Find the string "damit" in the data, and copy out each line that has it.

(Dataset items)
• • • •
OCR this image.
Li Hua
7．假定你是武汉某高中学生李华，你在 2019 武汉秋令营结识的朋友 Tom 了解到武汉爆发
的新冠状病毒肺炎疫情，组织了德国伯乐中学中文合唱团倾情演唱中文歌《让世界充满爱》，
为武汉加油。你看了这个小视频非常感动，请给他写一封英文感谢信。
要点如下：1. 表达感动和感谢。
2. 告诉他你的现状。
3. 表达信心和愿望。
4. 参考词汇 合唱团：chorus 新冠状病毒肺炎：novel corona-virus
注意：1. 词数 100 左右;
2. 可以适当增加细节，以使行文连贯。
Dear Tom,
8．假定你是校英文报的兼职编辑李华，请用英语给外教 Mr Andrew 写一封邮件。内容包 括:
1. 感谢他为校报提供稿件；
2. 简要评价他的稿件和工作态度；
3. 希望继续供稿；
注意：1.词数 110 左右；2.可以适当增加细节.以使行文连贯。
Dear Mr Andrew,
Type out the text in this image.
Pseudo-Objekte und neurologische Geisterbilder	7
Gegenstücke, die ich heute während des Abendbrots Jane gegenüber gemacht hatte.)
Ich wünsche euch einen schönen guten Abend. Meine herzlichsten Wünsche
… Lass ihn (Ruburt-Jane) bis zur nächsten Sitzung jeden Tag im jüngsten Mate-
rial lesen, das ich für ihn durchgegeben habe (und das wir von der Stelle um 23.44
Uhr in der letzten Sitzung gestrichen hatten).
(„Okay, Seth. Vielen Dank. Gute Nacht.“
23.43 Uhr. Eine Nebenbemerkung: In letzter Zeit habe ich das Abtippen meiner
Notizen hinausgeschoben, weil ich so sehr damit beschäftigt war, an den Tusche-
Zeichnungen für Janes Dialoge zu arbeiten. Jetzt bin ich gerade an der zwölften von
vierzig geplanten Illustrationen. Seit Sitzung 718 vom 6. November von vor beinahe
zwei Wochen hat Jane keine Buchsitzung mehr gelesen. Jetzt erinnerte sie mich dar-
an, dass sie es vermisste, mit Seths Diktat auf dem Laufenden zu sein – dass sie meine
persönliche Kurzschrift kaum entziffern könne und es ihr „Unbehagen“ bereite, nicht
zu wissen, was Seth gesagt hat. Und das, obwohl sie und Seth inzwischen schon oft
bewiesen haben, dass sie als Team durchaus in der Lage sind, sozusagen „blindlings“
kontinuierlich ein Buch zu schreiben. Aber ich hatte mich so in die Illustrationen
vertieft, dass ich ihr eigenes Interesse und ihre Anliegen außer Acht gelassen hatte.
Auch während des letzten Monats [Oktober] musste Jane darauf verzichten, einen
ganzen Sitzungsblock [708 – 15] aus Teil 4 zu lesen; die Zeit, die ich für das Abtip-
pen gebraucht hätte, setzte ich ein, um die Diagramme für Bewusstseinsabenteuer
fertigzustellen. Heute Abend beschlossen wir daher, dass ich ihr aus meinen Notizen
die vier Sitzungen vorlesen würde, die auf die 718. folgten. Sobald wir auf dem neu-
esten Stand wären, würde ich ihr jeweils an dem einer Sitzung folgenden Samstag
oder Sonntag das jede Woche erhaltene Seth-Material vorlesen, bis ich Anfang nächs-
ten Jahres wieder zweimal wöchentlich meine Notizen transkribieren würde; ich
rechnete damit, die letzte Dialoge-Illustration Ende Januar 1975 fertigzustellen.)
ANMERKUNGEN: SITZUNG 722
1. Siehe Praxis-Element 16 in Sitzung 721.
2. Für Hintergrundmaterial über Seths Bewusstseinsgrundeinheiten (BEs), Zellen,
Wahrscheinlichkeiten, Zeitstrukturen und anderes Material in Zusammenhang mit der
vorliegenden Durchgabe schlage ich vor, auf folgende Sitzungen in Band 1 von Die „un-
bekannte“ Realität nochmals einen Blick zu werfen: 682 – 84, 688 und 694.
• • • •
▶ Answer section:
Notizen hinausgeschoben, weil ich so sehr damit beschäftigt war, an den Tusche-
rechnete damit, die letzte Dialoge-Illustration Ende Januar 1975 fertigzustellen.)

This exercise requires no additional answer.